• _DIRECTIONS FOR THIS TASK_: Copy out all the lines where "existe" shows up.

[start GIVEN RECORDS]

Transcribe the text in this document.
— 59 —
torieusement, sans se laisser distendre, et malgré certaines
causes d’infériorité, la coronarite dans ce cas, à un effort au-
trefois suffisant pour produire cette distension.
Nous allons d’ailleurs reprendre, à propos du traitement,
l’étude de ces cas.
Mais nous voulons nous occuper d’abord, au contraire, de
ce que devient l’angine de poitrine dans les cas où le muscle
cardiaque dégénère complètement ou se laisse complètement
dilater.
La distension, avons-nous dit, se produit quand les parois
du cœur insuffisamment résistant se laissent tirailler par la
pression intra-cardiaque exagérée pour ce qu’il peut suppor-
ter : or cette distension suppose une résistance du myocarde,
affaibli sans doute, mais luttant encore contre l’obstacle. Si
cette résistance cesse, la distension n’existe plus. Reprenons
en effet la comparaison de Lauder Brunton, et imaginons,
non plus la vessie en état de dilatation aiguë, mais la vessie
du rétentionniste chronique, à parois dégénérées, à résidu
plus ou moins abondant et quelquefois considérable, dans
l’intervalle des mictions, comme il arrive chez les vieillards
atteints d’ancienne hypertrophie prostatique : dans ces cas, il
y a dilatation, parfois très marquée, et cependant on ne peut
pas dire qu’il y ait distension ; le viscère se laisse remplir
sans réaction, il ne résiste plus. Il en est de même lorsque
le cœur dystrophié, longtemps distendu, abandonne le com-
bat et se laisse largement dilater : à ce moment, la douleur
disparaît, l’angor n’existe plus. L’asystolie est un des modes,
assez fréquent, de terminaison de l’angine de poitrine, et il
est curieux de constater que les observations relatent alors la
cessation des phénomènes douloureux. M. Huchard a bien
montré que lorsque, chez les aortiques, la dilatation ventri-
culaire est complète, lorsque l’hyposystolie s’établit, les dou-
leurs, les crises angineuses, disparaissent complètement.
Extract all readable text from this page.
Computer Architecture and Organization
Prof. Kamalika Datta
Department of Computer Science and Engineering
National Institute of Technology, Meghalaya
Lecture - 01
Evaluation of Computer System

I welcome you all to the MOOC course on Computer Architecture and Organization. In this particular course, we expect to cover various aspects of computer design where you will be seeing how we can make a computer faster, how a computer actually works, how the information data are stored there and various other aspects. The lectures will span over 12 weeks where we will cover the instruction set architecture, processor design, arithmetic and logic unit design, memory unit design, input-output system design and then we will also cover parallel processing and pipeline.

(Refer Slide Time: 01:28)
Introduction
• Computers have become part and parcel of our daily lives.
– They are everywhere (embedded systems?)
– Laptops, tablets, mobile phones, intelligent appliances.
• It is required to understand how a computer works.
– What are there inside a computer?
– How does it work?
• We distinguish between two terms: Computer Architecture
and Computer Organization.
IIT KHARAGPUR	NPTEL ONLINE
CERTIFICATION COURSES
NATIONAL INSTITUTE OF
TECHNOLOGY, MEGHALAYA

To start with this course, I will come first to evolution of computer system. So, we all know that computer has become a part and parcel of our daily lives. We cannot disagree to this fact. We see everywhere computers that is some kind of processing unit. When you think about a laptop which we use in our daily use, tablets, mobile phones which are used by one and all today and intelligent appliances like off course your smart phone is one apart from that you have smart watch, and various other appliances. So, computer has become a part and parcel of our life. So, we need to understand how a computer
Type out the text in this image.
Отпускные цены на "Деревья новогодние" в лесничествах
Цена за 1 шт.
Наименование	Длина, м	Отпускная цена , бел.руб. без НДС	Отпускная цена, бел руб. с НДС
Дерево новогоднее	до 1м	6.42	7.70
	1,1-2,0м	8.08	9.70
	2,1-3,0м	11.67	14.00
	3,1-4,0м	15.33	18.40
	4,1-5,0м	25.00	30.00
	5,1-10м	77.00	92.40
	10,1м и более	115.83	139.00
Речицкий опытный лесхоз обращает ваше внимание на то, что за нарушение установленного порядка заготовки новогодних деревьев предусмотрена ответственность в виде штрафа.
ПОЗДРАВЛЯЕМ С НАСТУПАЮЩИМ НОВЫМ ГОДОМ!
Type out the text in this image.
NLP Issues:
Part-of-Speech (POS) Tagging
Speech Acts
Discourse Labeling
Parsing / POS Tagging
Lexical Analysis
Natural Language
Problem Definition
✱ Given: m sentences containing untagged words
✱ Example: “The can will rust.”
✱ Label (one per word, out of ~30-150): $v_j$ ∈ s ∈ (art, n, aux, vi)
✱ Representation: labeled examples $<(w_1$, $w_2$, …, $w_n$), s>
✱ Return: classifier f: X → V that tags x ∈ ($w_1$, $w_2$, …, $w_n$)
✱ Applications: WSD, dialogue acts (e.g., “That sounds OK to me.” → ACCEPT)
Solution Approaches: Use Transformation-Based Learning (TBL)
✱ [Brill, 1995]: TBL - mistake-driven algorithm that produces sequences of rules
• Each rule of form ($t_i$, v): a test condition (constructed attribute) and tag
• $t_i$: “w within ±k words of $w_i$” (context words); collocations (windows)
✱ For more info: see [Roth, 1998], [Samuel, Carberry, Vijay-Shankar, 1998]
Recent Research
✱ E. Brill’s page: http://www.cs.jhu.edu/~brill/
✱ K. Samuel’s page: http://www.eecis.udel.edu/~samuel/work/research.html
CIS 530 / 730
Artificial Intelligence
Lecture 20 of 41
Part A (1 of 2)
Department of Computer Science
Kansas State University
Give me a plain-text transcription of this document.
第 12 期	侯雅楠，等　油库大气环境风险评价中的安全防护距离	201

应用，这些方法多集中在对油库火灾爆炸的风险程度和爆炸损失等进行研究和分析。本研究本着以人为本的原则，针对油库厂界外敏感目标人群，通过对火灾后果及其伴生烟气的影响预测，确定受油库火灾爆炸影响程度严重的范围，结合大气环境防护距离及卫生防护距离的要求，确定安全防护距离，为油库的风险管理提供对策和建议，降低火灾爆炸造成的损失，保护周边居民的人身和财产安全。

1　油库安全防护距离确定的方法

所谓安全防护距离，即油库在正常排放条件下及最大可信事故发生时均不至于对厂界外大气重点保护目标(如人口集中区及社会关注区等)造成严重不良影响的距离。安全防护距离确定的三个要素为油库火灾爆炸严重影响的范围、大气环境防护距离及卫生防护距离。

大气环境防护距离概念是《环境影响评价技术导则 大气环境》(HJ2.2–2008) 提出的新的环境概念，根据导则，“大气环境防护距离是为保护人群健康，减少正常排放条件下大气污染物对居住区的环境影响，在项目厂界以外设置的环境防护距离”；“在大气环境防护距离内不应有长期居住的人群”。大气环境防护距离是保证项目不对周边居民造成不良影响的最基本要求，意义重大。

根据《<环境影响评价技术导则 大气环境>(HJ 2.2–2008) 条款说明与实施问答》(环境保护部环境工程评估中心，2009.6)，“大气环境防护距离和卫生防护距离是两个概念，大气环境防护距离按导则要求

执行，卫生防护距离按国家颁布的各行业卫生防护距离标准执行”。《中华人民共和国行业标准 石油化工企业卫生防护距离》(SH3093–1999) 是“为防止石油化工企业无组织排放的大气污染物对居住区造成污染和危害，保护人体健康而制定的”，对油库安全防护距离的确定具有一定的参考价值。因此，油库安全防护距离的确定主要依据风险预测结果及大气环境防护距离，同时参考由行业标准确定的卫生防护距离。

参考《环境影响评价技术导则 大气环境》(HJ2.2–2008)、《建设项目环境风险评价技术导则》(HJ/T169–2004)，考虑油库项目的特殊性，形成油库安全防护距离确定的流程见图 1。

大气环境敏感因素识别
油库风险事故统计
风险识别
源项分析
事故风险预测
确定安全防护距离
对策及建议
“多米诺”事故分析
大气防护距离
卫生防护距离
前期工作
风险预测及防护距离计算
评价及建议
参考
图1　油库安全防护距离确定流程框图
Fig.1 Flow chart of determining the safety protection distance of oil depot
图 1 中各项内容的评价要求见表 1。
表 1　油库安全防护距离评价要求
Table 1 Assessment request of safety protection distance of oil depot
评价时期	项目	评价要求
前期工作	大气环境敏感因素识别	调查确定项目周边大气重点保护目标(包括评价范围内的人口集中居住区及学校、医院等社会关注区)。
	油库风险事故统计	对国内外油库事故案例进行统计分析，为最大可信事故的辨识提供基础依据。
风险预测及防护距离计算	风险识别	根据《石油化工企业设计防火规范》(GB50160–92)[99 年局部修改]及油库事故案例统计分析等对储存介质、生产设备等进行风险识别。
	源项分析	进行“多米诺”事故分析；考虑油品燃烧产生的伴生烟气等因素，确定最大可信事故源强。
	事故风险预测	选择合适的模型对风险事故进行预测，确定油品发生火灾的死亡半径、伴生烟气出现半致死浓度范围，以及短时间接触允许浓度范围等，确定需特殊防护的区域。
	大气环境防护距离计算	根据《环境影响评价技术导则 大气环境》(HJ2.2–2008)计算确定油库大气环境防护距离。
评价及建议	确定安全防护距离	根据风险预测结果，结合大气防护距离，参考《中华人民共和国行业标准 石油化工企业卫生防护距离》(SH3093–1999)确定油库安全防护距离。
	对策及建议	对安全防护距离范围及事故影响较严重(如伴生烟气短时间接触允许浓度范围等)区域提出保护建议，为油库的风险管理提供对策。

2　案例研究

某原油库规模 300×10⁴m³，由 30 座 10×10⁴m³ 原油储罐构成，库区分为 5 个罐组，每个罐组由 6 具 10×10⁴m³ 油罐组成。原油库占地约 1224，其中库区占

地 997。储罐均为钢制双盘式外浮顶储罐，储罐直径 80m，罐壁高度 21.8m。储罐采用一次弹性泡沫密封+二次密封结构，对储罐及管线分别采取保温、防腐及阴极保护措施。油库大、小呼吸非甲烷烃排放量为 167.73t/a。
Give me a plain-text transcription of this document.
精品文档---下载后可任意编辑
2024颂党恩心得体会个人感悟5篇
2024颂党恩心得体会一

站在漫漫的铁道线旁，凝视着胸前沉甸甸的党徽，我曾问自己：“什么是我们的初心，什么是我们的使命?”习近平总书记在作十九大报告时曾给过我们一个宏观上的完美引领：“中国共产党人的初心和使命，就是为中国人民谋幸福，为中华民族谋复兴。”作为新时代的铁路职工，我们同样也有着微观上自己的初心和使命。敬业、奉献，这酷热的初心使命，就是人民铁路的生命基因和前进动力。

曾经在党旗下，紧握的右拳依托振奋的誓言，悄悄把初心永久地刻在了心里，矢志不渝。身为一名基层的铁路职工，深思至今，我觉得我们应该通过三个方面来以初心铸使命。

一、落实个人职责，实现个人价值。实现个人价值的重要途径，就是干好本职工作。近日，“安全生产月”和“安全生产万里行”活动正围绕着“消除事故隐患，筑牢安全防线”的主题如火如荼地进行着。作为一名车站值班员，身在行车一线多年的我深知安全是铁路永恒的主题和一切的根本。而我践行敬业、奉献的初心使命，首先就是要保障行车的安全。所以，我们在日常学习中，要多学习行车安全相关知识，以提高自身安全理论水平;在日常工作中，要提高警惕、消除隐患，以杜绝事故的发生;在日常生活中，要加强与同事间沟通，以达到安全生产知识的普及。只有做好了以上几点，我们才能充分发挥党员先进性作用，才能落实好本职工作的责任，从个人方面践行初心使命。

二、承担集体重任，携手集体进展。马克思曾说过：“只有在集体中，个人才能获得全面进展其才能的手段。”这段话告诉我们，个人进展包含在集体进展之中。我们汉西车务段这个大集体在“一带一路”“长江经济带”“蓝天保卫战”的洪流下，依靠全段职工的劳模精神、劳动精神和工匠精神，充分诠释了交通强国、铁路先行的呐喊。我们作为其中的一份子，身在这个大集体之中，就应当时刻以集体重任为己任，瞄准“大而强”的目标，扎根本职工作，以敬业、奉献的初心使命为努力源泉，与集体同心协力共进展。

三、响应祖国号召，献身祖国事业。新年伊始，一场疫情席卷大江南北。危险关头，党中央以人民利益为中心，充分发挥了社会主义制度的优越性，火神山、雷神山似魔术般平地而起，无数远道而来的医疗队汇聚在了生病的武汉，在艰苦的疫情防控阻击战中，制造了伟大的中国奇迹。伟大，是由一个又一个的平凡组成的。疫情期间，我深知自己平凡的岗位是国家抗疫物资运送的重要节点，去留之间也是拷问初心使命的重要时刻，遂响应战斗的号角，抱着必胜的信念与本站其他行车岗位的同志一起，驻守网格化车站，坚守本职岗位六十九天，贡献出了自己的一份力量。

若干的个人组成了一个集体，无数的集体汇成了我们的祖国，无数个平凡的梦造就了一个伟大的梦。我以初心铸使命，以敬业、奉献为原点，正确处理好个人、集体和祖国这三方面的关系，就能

[end GIVEN RECORDS]

• _THE ANSWER_:
cette résistance cesse, la distension n’existe plus. Reprenons
disparaît, l’angor n’existe plus. L’asystolie est un des modes,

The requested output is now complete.